__Aim of the exercise__.
Gather the lines that hold the string "obrada".
===== Available data =====
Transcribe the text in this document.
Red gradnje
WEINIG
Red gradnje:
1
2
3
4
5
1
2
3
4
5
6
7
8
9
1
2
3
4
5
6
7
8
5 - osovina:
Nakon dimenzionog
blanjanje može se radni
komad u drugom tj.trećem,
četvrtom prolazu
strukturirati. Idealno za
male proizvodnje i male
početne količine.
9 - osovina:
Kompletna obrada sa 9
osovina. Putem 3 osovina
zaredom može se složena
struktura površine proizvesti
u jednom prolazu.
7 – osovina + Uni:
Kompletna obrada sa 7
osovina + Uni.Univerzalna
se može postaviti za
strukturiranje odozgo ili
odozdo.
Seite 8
=====
__Task response__.
Kompletna obrada sa 9
Kompletna obrada sa 7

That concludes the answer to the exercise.